>> Begin Source data

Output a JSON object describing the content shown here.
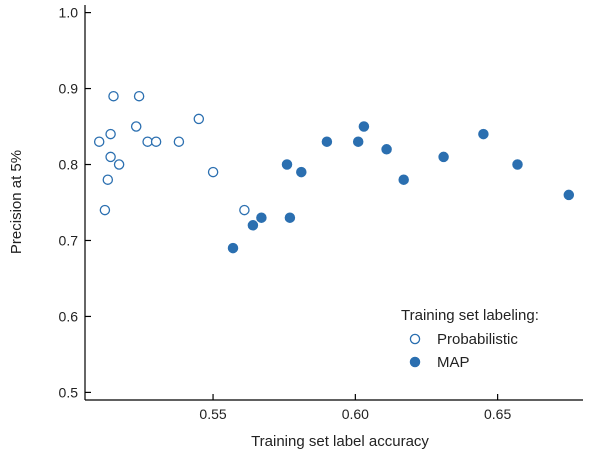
{
  "chart_data": {
    "type": "scatter",
    "xlabel": "Training set label accuracy",
    "ylabel": "Precision at 5%",
    "xlim": [
      0.505,
      0.68
    ],
    "ylim": [
      0.49,
      1.01
    ],
    "xticks": [
      0.55,
      0.6,
      0.65
    ],
    "xtick_labels": [
      "0.55",
      "0.60",
      "0.65"
    ],
    "yticks": [
      0.5,
      0.6,
      0.7,
      0.8,
      0.9,
      1.0
    ],
    "ytick_labels": [
      "0.5",
      "0.6",
      "0.7",
      "0.8",
      "0.9",
      "1.0"
    ],
    "grid": false,
    "legend": {
      "title": "Training set labeling:",
      "placement": "bottom-right"
    },
    "colors": {
      "series": "#2b6fb0",
      "axis": "#000000"
    },
    "series": [
      {
        "name": "Probabilistic",
        "marker": "open-circle",
        "points": [
          [
            0.51,
            0.83
          ],
          [
            0.512,
            0.74
          ],
          [
            0.513,
            0.78
          ],
          [
            0.514,
            0.84
          ],
          [
            0.514,
            0.81
          ],
          [
            0.515,
            0.89
          ],
          [
            0.517,
            0.8
          ],
          [
            0.523,
            0.85
          ],
          [
            0.524,
            0.89
          ],
          [
            0.527,
            0.83
          ],
          [
            0.53,
            0.83
          ],
          [
            0.538,
            0.83
          ],
          [
            0.545,
            0.86
          ],
          [
            0.55,
            0.79
          ],
          [
            0.561,
            0.74
          ]
        ]
      },
      {
        "name": "MAP",
        "marker": "filled-circle",
        "points": [
          [
            0.557,
            0.69
          ],
          [
            0.564,
            0.72
          ],
          [
            0.567,
            0.73
          ],
          [
            0.576,
            0.8
          ],
          [
            0.577,
            0.73
          ],
          [
            0.581,
            0.79
          ],
          [
            0.59,
            0.83
          ],
          [
            0.601,
            0.83
          ],
          [
            0.603,
            0.85
          ],
          [
            0.611,
            0.82
          ],
          [
            0.617,
            0.78
          ],
          [
            0.631,
            0.81
          ],
          [
            0.645,
            0.84
          ],
          [
            0.657,
            0.8
          ],
          [
            0.675,
            0.76
          ]
        ]
      }
    ]
  }
}
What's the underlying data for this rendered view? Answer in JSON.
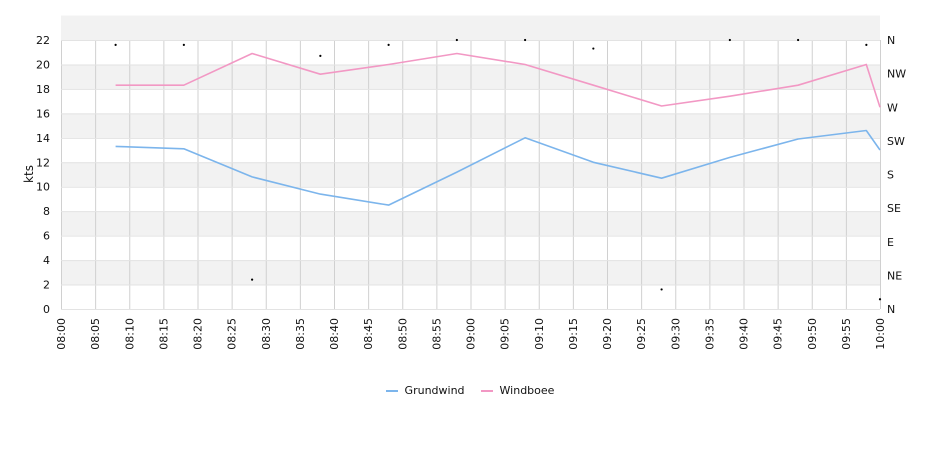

>> End Source data

» Description of the task
Filter the records above for "JSON" and copy every matching line.

» Solution
Output a JSON object describing the content shown here.
What's the underlying data for this rendered view? Answer in JSON.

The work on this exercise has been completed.